───── MATERIAL PROVIDED ─────

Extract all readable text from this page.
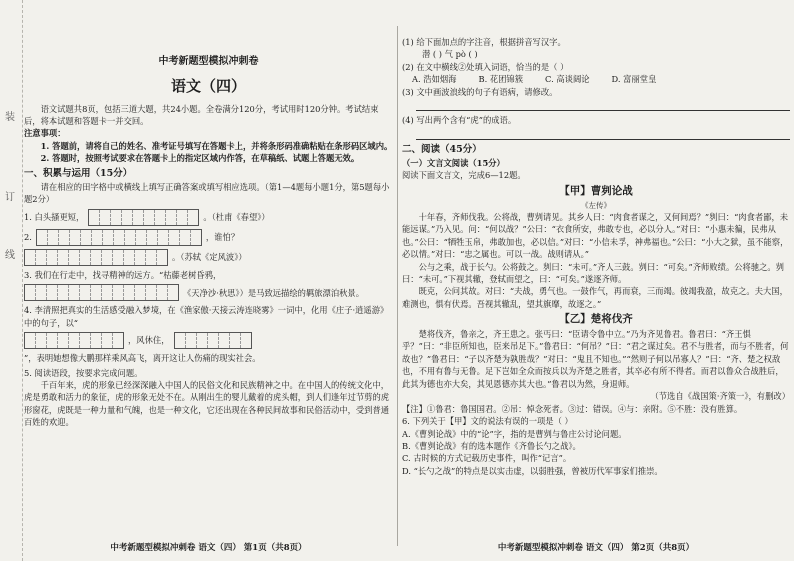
装
订
线
中考新题型模拟冲刺卷
语文（四）

语文试题共8页，包括三道大题，共24小题。全卷满分120分，考试用时120分钟。考试结束后，将本试题和答题卡一并交回。

注意事项：

1. 答题前，请将自己的姓名、准考证号填写在答题卡上，并将条形码准确粘贴在条形码区域内。

2. 答题时，按照考试要求在答题卡上的指定区域内作答，在草稿纸、试题上答题无效。

一、积累与运用（15分）

请在相应的田字格中或横线上填写正确答案或填写相应选项。（第1—4题每小题1分，第5题每小题2分）

1. 白头搔更短，	。（杜甫《春望》）
2.	，谁怕？
。（苏轼《定风波》）

3. 我们在行走中，找寻精神的远方。“枯藤老树昏鸦，

《天净沙·秋思》）是马致远描绘的羁旅漂泊秋景。

4. 李清照把真实的生活感受融入梦境，在《渔家傲·天接云涛连晓雾》一词中，化用《庄子·逍遥游》中的句子，以“

，风休住，

”，表明她想像大鹏那样乘风高飞，离开这让人伤痛的现实社会。

5. 阅读语段，按要求完成问题。

千百年来，虎的形象已经深深融入中国人的民俗文化和民族精神之中。在中国人的传统文化中，虎是勇敢和活力的象征，虎的形象无处不在。从刚出生的婴儿戴着的虎头帽，到人们逢年过节剪的虎形窗花，虎既是一种力量和气魄，也是一种文化，它还出现在各种民间故事和民俗活动中，受到普通百姓的欢迎。

中考新题型模拟冲刺卷 语文（四） 第1页（共8页）

(1) 给下面加点的字注音，根据拼音写汉字。

潜 ( ) 气 pò ( )

(2) 在文中横线②处填入词语，恰当的是（ ）

A. 浩如烟海	B. 花团锦簇	C. 高谈阔论	D. 富丽堂皇

(3) 文中画波浪线的句子有语病，请修改。

(4) 写出两个含有“虎”的成语。

二、阅读（45分）

（一）文言文阅读（15分）

阅读下面文言文，完成6—12题。

【甲】曹刿论战
《左传》

十年春，齐师伐我。公将战，曹刿请见。其乡人曰：“肉食者谋之，又何间焉？”刿曰：“肉食者鄙，未能远谋。”乃入见。问：“何以战？”公曰：“衣食所安，弗敢专也，必以分人。”对曰：“小惠未徧，民弗从也。”公曰：“牺牲玉帛，弗敢加也，必以信。”对曰：“小信未孚，神弗福也。”公曰：“小大之狱，虽不能察，必以情。”对曰：“忠之属也。可以一战。战则请从。”

公与之乘，战于长勺。公将鼓之。刿曰：“未可。”齐人三鼓。刿曰：“可矣。”齐师败绩。公将驰之。刿曰：“未可。”下视其辙，登轼而望之，曰：“可矣。”遂逐齐师。

既克，公问其故。对曰：“夫战，勇气也。一鼓作气，再而衰，三而竭。彼竭我盈，故克之。夫大国，难测也，惧有伏焉。吾视其辙乱，望其旗靡，故逐之。”

【乙】楚将伐齐

楚将伐齐，鲁亲之，齐王患之。张丐曰：“臣请令鲁中立。”乃为齐见鲁君。鲁君曰：“齐王惧乎？”曰：“非臣所知也，臣来吊足下。”鲁君曰：“何吊？”曰：“君之谋过矣。君不与胜者，而与不胜者，何故也？”鲁君曰：“子以齐楚为孰胜哉？”对曰：“鬼且不知也。”“然则子何以吊寡人？”曰：“齐、楚之权敌也，不用有鲁与无鲁。足下岂如全众而按兵以为齐楚之胜者，其卒必有所不得者。而君以鲁众合战胜后，此其为德也亦大矣，其见恩德亦其大也。”鲁君以为然，身退师。

（节选自《战国策·齐策一》，有删改）

【注】①鲁君：鲁国国君。②吊：悼念死者。③过：错误。④与：亲附。⑤不胜：没有胜算。

6. 下列关于【甲】文的说法有误的一项是（ ）

A.《曹刿论战》中的“论”字，指的是曹刿与鲁庄公讨论问题。

B.《曹刿论战》有的选本题作《齐鲁长勺之战》。

C. 古时候的方式记载历史事件，叫作“记言”。

D. “长勺之战”的特点是以实击虚，以弱胜强，曾被历代军事家们推崇。

中考新题型模拟冲刺卷 语文（四） 第2页（共8页）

─────

- DESCRIPTION OF THE TASK
Write out the material above again, word for word, minus its pictures.

- OUTPUT OF THE EXERCISE
Extract all readable text from this page.
装
订
线
中考新题型模拟冲刺卷
语文（四）

语文试题共8页，包括三道大题，共24小题。全卷满分120分，考试用时120分钟。考试结束后，将本试题和答题卡一并交回。

注意事项：

1. 答题前，请将自己的姓名、准考证号填写在答题卡上，并将条形码准确粘贴在条形码区域内。

2. 答题时，按照考试要求在答题卡上的指定区域内作答，在草稿纸、试题上答题无效。

一、积累与运用（15分）

请在相应的田字格中或横线上填写正确答案或填写相应选项。（第1—4题每小题1分，第5题每小题2分）

1. 白头搔更短，	。（杜甫《春望》）
2.	，谁怕？
。（苏轼《定风波》）

3. 我们在行走中，找寻精神的远方。“枯藤老树昏鸦，

《天净沙·秋思》）是马致远描绘的羁旅漂泊秋景。

4. 李清照把真实的生活感受融入梦境，在《渔家傲·天接云涛连晓雾》一词中，化用《庄子·逍遥游》中的句子，以“

，风休住，

”，表明她想像大鹏那样乘风高飞，离开这让人伤痛的现实社会。

5. 阅读语段，按要求完成问题。

千百年来，虎的形象已经深深融入中国人的民俗文化和民族精神之中。在中国人的传统文化中，虎是勇敢和活力的象征，虎的形象无处不在。从刚出生的婴儿戴着的虎头帽，到人们逢年过节剪的虎形窗花，虎既是一种力量和气魄，也是一种文化，它还出现在各种民间故事和民俗活动中，受到普通百姓的欢迎。

中考新题型模拟冲刺卷 语文（四） 第1页（共8页）

(1) 给下面加点的字注音，根据拼音写汉字。

潜 ( ) 气 pò ( )

(2) 在文中横线②处填入词语，恰当的是（ ）

A. 浩如烟海	B. 花团锦簇	C. 高谈阔论	D. 富丽堂皇

(3) 文中画波浪线的句子有语病，请修改。

(4) 写出两个含有“虎”的成语。

二、阅读（45分）

（一）文言文阅读（15分）

阅读下面文言文，完成6—12题。

【甲】曹刿论战
《左传》

十年春，齐师伐我。公将战，曹刿请见。其乡人曰：“肉食者谋之，又何间焉？”刿曰：“肉食者鄙，未能远谋。”乃入见。问：“何以战？”公曰：“衣食所安，弗敢专也，必以分人。”对曰：“小惠未徧，民弗从也。”公曰：“牺牲玉帛，弗敢加也，必以信。”对曰：“小信未孚，神弗福也。”公曰：“小大之狱，虽不能察，必以情。”对曰：“忠之属也。可以一战。战则请从。”

公与之乘，战于长勺。公将鼓之。刿曰：“未可。”齐人三鼓。刿曰：“可矣。”齐师败绩。公将驰之。刿曰：“未可。”下视其辙，登轼而望之，曰：“可矣。”遂逐齐师。

既克，公问其故。对曰：“夫战，勇气也。一鼓作气，再而衰，三而竭。彼竭我盈，故克之。夫大国，难测也，惧有伏焉。吾视其辙乱，望其旗靡，故逐之。”

【乙】楚将伐齐

楚将伐齐，鲁亲之，齐王患之。张丐曰：“臣请令鲁中立。”乃为齐见鲁君。鲁君曰：“齐王惧乎？”曰：“非臣所知也，臣来吊足下。”鲁君曰：“何吊？”曰：“君之谋过矣。君不与胜者，而与不胜者，何故也？”鲁君曰：“子以齐楚为孰胜哉？”对曰：“鬼且不知也。”“然则子何以吊寡人？”曰：“齐、楚之权敌也，不用有鲁与无鲁。足下岂如全众而按兵以为齐楚之胜者，其卒必有所不得者。而君以鲁众合战胜后，此其为德也亦大矣，其见恩德亦其大也。”鲁君以为然，身退师。

（节选自《战国策·齐策一》，有删改）

【注】①鲁君：鲁国国君。②吊：悼念死者。③过：错误。④与：亲附。⑤不胜：没有胜算。

6. 下列关于【甲】文的说法有误的一项是（ ）

A.《曹刿论战》中的“论”字，指的是曹刿与鲁庄公讨论问题。

B.《曹刿论战》有的选本题作《齐鲁长勺之战》。

C. 古时候的方式记载历史事件，叫作“记言”。

D. “长勺之战”的特点是以实击虚，以弱胜强，曾被历代军事家们推崇。

中考新题型模拟冲刺卷 语文（四） 第2页（共8页）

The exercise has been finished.